**Data section:**
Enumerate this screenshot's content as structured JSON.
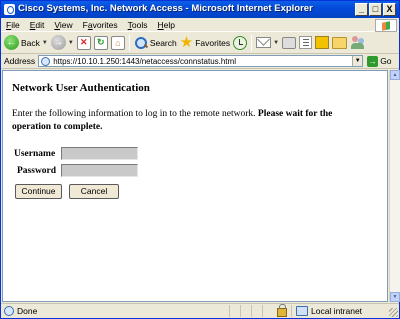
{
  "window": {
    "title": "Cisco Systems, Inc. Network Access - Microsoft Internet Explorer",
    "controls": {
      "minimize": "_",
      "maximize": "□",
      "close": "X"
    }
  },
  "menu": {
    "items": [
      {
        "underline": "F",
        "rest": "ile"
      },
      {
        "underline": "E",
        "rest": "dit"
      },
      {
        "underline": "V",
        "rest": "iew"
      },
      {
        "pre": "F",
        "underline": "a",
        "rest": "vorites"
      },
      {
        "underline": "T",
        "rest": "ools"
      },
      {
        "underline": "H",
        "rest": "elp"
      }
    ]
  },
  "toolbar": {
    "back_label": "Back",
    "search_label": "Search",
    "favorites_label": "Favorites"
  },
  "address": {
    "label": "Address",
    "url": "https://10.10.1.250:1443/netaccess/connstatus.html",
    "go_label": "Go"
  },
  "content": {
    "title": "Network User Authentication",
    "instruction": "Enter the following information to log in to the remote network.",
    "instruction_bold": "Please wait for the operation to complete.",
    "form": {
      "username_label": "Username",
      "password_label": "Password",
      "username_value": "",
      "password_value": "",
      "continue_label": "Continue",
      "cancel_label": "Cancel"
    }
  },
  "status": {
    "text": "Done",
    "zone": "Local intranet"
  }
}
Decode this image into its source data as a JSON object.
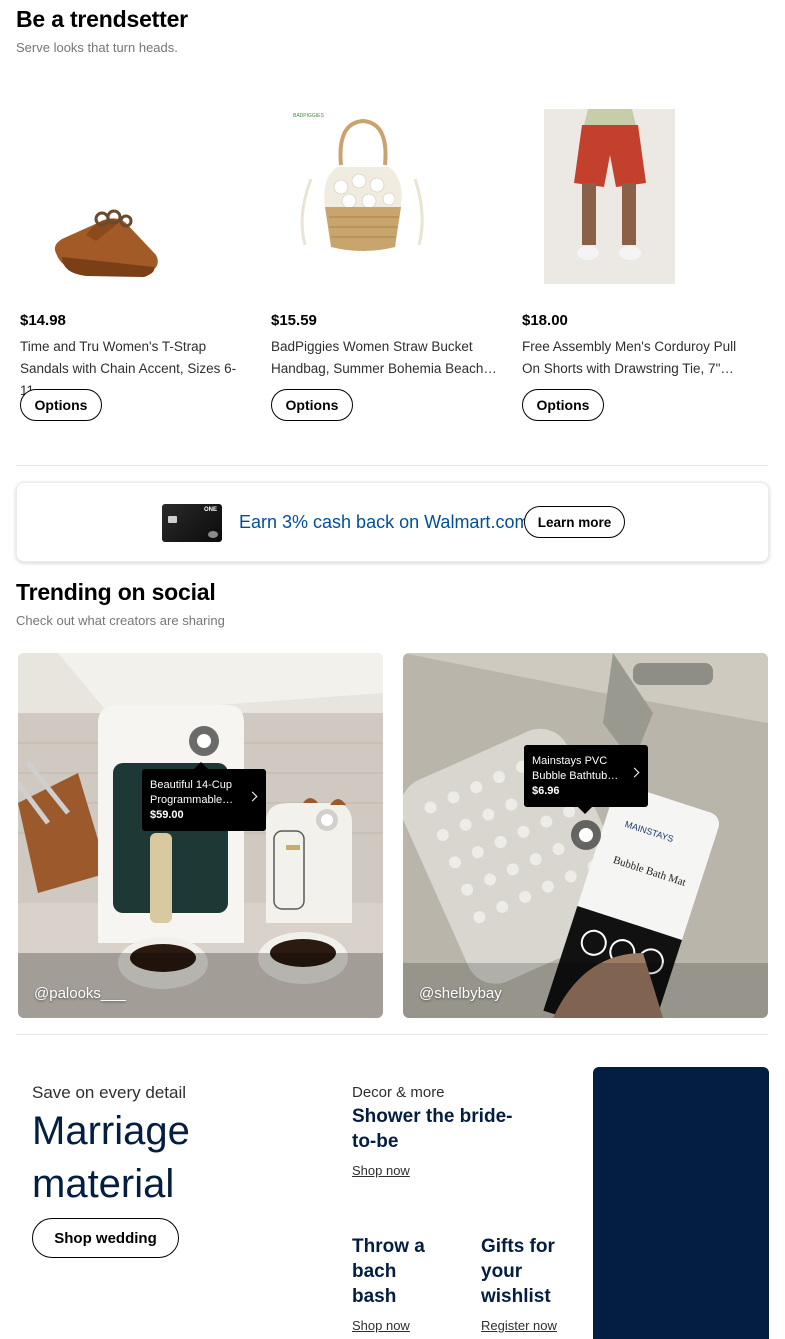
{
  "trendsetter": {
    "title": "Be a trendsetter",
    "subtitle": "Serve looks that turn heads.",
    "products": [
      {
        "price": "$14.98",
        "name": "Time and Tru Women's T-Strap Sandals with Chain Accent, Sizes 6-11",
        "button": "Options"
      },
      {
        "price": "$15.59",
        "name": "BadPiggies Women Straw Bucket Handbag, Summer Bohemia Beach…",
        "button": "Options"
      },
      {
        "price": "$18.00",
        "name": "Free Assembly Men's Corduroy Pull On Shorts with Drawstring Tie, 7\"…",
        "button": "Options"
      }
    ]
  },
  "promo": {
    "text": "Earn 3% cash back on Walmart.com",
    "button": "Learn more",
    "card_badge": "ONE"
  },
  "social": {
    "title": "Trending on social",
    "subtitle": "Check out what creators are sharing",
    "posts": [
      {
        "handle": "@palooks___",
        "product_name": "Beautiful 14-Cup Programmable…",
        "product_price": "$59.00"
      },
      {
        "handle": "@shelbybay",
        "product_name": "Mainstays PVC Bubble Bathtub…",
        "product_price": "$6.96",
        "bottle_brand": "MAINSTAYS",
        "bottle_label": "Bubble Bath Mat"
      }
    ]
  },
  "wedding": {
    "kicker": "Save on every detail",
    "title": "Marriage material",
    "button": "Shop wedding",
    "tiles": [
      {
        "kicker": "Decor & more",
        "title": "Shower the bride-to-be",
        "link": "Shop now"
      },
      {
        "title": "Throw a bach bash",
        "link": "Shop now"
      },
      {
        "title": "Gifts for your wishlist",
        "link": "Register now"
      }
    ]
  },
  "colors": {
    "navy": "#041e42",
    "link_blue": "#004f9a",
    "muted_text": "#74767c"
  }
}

**Written instruction:**
Reproduce the records, all of them, word for word; omit the pictures.

**Correct response:**
Enumerate this screenshot's content as structured JSON.
{
  "window": {
    "title": "Cisco Systems, Inc. Network Access - Microsoft Internet Explorer",
    "controls": {
      "minimize": "_",
      "maximize": "□",
      "close": "X"
    }
  },
  "menu": {
    "items": [
      {
        "underline": "F",
        "rest": "ile"
      },
      {
        "underline": "E",
        "rest": "dit"
      },
      {
        "underline": "V",
        "rest": "iew"
      },
      {
        "pre": "F",
        "underline": "a",
        "rest": "vorites"
      },
      {
        "underline": "T",
        "rest": "ools"
      },
      {
        "underline": "H",
        "rest": "elp"
      }
    ]
  },
  "toolbar": {
    "back_label": "Back",
    "search_label": "Search",
    "favorites_label": "Favorites"
  },
  "address": {
    "label": "Address",
    "url": "https://10.10.1.250:1443/netaccess/connstatus.html",
    "go_label": "Go"
  },
  "content": {
    "title": "Network User Authentication",
    "instruction": "Enter the following information to log in to the remote network.",
    "instruction_bold": "Please wait for the operation to complete.",
    "form": {
      "username_label": "Username",
      "password_label": "Password",
      "username_value": "",
      "password_value": "",
      "continue_label": "Continue",
      "cancel_label": "Cancel"
    }
  },
  "status": {
    "text": "Done",
    "zone": "Local intranet"
  }
}
Decode this image into its source data as a JSON object.
{
  "trendsetter": {
    "title": "Be a trendsetter",
    "subtitle": "Serve looks that turn heads.",
    "products": [
      {
        "price": "$14.98",
        "name": "Time and Tru Women's T-Strap Sandals with Chain Accent, Sizes 6-11",
        "button": "Options"
      },
      {
        "price": "$15.59",
        "name": "BadPiggies Women Straw Bucket Handbag, Summer Bohemia Beach…",
        "button": "Options"
      },
      {
        "price": "$18.00",
        "name": "Free Assembly Men's Corduroy Pull On Shorts with Drawstring Tie, 7\"…",
        "button": "Options"
      }
    ]
  },
  "promo": {
    "text": "Earn 3% cash back on Walmart.com",
    "button": "Learn more",
    "card_badge": "ONE"
  },
  "social": {
    "title": "Trending on social",
    "subtitle": "Check out what creators are sharing",
    "posts": [
      {
        "handle": "@palooks___",
        "product_name": "Beautiful 14-Cup Programmable…",
        "product_price": "$59.00"
      },
      {
        "handle": "@shelbybay",
        "product_name": "Mainstays PVC Bubble Bathtub…",
        "product_price": "$6.96",
        "bottle_brand": "MAINSTAYS",
        "bottle_label": "Bubble Bath Mat"
      }
    ]
  },
  "wedding": {
    "kicker": "Save on every detail",
    "title": "Marriage material",
    "button": "Shop wedding",
    "tiles": [
      {
        "kicker": "Decor & more",
        "title": "Shower the bride-to-be",
        "link": "Shop now"
      },
      {
        "title": "Throw a bach bash",
        "link": "Shop now"
      },
      {
        "title": "Gifts for your wishlist",
        "link": "Register now"
      }
    ]
  },
  "colors": {
    "navy": "#041e42",
    "link_blue": "#004f9a",
    "muted_text": "#74767c"
  }
}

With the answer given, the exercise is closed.